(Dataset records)

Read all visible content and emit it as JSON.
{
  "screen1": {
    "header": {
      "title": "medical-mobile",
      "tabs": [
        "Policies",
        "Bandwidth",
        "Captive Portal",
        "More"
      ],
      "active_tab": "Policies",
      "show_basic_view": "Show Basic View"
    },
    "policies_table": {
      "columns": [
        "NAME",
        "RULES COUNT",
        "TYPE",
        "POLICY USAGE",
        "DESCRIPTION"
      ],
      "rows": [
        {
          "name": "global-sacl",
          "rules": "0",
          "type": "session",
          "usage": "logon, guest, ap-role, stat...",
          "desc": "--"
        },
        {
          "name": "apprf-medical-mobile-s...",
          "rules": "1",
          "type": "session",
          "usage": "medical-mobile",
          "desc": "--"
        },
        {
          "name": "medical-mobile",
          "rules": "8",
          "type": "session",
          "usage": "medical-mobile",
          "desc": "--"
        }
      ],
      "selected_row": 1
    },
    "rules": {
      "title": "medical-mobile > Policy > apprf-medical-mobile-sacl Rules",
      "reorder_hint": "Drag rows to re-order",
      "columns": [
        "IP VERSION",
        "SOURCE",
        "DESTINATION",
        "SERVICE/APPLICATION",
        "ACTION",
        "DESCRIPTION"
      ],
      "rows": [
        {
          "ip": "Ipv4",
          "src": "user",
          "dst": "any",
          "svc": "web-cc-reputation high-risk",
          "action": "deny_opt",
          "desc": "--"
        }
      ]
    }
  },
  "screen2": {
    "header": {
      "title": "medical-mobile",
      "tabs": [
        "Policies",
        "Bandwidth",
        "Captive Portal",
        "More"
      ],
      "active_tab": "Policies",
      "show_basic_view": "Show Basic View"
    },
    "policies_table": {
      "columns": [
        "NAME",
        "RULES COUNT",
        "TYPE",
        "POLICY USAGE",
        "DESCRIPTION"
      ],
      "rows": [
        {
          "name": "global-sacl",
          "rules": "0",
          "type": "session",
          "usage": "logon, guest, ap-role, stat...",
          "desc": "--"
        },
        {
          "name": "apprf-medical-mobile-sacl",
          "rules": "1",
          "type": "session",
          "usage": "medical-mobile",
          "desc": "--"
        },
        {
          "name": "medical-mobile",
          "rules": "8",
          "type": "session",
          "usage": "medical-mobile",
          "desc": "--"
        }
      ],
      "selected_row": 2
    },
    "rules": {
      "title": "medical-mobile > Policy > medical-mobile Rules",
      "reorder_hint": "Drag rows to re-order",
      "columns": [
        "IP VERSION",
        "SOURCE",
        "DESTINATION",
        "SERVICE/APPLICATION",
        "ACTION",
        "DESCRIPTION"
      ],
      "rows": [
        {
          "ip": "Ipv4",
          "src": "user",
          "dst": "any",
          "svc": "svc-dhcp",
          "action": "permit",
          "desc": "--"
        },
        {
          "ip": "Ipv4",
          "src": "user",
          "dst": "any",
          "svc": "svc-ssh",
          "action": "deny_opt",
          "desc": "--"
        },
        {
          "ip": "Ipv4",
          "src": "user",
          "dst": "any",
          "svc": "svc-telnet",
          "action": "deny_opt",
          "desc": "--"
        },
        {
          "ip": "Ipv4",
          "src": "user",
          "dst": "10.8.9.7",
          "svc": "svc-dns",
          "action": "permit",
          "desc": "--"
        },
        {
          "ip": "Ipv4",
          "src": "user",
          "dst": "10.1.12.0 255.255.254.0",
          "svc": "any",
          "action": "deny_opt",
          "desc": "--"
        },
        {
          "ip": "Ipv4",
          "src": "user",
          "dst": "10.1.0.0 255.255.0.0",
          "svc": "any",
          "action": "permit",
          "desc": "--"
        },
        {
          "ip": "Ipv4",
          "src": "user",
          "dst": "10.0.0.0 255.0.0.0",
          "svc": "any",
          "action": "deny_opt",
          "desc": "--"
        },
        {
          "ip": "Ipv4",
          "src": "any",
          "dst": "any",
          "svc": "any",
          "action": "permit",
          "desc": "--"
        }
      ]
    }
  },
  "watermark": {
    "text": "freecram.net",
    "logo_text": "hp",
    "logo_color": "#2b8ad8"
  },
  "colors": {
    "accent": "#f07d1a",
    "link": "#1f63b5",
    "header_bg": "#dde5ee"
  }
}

> **Short task**:
Copy all lines from the data that hold the word "title".

> **Written response**:
      "title": "medical-mobile",
      "title": "medical-mobile > Policy > apprf-medical-mobile-sacl Rules",
      "title": "medical-mobile",
      "title": "medical-mobile > Policy > medical-mobile Rules",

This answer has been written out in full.